*** TEXT SEGMENT ***

It’s unfortunate that the lack of player aids and the iconography act as a bit of a barrier to entry, because this game is actually great. The “backs of cards” thing is actually quite fun, and forces some interesting decisions about what card to play when, and which cards to take. There are some complaints about this system that are completely unfounded, and some that are justified. I reject the complaint that this game is “too tactical,” because sometimes you can’t play a card in your hand. Innovation, Race for the Galaxy, and just about every good tableau builder has you looking through lots of cards, and mentally disregarding most of them as junk. Tribes of the Wind has a similar mechanism; up to four times in the game, you can take a Temple action (usually a fairly priced or discounted version of a normal card action) by discarding 3 cards and drawing 3 new ones. The Temples are often also used for Goal cards or to activate Guide cards (special powers).
Wait, Goal cards? Guide cards? Temples? Tiles? Tribes of the Wind actually has a lot going on. There are unique player powers that players can earn, cards that can work as bonus goals or as boosts to your local economy, and plenty more. Fortunately, the game centers around four main actions tied to each element (collect water, burn corruption, move wind riders, build a forest tile) and the theme actually helps these make sense. Another complaint about Tribes of the Wind is the lack of thematic integration, but I’m not sure what these players want. This game doesn’t hide the fact that it’s a Euro-leaning card game, not a game of dice chucking and miniatures moving through a dungeon and resolving encounter cards and whatnot. Within that system, though, the theme is actually quite helpful for understanding in what order things should happen and why. Personally, I just need a theme to be evocative and pretty; bonus points when it helps the gameplay make sense. I love everything about Tribes of the Wind’s thematic integration: the color palette, the gameplay connections, all of it. Like I said, it even convinced me to watch the movie it’s loosely based upon. As long as you know what style of game it is, the theme here is all positive for me.

***

--- EXERCISE REQUIREMENTS ---
1 - Answer these about the Tribes of the Wind review:
(a) How many times in a game can a player take a Temple action?
(b) What are the four main actions tied to the elements?
(c) What did the game's theme convince the reviewer to do?
2 - Please write the next part of the Tribes of the Wind review, picking up after its last sentence.

*** DATA SUPPLIED ***

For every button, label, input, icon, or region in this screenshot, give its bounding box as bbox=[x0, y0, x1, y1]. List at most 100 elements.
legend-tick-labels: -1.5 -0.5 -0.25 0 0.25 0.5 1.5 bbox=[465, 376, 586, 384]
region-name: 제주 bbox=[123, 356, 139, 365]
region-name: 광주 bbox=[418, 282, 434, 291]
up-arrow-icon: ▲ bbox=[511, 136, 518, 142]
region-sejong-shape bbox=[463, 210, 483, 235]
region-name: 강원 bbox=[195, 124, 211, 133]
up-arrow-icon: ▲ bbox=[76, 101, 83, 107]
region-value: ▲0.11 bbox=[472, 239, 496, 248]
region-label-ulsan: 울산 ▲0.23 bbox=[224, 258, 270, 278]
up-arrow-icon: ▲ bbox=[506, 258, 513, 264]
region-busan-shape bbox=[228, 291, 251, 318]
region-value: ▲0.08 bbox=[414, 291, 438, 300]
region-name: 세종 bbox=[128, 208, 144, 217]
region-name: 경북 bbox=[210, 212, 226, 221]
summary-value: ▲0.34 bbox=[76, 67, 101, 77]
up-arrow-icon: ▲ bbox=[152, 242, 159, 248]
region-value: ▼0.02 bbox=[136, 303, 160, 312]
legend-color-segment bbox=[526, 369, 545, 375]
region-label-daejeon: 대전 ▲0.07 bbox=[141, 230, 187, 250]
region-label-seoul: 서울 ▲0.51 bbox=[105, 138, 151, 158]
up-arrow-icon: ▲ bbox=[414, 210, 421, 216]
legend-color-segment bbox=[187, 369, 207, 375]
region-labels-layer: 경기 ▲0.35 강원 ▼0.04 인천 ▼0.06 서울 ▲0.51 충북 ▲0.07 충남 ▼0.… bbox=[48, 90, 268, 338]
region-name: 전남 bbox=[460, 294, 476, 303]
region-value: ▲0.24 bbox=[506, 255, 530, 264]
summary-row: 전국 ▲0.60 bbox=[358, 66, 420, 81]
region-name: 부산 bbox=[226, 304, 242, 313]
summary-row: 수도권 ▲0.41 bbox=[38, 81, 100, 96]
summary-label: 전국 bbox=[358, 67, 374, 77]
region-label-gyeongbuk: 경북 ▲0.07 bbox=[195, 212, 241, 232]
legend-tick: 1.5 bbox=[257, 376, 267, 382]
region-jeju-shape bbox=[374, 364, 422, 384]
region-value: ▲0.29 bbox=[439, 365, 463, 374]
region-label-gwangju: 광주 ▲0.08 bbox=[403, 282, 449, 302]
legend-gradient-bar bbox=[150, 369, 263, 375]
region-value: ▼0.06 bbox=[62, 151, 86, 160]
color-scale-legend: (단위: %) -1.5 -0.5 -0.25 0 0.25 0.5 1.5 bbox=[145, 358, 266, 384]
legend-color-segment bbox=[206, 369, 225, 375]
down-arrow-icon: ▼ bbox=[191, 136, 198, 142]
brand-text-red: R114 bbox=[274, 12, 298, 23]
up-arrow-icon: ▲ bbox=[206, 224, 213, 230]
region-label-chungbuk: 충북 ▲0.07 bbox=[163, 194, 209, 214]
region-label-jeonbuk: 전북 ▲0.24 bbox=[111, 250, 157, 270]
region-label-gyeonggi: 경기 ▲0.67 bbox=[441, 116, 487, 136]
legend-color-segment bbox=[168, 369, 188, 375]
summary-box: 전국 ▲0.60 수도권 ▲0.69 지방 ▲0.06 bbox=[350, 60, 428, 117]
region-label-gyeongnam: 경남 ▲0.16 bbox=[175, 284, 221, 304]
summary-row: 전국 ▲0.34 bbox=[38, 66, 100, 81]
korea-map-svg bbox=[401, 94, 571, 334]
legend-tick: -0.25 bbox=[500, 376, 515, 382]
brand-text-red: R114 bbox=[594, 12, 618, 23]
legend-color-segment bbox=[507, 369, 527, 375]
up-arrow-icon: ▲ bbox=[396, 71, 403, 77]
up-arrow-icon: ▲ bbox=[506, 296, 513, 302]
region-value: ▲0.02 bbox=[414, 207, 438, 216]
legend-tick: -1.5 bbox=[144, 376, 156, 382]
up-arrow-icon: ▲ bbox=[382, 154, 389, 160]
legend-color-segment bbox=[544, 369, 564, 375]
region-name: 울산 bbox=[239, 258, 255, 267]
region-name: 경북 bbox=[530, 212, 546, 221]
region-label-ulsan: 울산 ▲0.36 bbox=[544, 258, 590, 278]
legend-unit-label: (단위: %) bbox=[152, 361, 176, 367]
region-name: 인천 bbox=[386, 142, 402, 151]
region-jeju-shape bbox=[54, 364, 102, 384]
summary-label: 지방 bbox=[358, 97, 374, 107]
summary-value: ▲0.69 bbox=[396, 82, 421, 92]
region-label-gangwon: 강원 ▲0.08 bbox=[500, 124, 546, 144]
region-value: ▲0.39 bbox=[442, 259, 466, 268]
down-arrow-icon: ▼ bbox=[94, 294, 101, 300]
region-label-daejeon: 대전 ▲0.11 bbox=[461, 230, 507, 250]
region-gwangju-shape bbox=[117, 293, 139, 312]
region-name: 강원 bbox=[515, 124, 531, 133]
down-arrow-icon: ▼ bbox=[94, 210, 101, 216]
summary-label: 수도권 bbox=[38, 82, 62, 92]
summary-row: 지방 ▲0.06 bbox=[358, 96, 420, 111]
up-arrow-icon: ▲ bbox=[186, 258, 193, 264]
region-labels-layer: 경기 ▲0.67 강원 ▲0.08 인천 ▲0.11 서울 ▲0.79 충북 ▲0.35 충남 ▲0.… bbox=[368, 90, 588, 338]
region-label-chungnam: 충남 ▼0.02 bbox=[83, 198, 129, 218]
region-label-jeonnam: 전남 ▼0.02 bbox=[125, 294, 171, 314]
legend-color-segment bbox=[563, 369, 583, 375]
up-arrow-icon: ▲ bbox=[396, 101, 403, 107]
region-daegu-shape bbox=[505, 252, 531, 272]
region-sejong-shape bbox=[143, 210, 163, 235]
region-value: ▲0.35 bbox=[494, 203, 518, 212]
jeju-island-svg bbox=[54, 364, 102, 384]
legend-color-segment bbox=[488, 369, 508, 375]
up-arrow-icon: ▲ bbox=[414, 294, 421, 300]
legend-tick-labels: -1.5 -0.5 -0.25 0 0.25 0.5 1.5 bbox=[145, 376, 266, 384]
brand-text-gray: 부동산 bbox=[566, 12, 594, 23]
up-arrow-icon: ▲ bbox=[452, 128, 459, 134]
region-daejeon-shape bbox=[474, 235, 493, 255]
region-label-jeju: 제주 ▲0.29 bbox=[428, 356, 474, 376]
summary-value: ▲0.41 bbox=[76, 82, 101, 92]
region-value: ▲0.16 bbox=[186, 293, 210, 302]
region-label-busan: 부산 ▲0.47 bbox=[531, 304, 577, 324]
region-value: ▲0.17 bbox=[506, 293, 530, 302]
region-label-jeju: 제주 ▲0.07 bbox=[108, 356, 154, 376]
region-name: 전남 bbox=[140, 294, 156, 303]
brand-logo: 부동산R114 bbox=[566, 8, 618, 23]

***

--- ANSWERS BELOW ---
1 -
(a) Up to four times.
(b) Collect water, burn corruption, move wind riders, and build a forest tile.
(c) Watch the movie the game is loosely based upon.

2 -
So are there any justified complaints (beyond the player aids)? Yes; player count. The game includes material for up to five players, which is insane. Some cards will ask you to compare cards with the players around you, but this is never more than your two neighbors. Other than maybe taking a tile or card you were hoping would come back to you, you never interact with a fourth or fifth player. I would never play this game with more than three players. Ironically, most games like this with variants for two players are usually half-baked, bad attempts to extend player count, but this game is actually best with just two players. The other “neighbor” is the display of cards in the middle, meaning that players can manipulate one hand to be what they need, without ever actually having an awkward “dummy player”. It’s brilliant! The game is also great with three players, but with four or five, I would play something like Furnace where the other players are actually relevant.
Despite the narrow player count and the lack of player aids, this is an amazing game that I think is being somewhat overlooked. Once I got the rules and icons down, I’ve thoroughly enjoyed every play of this game and look forward to bringing it back to the table as soon as I can.
The Bottom Line
Tribes of the Wind is a gorgeous, fun, exciting card game - but print off some player aids.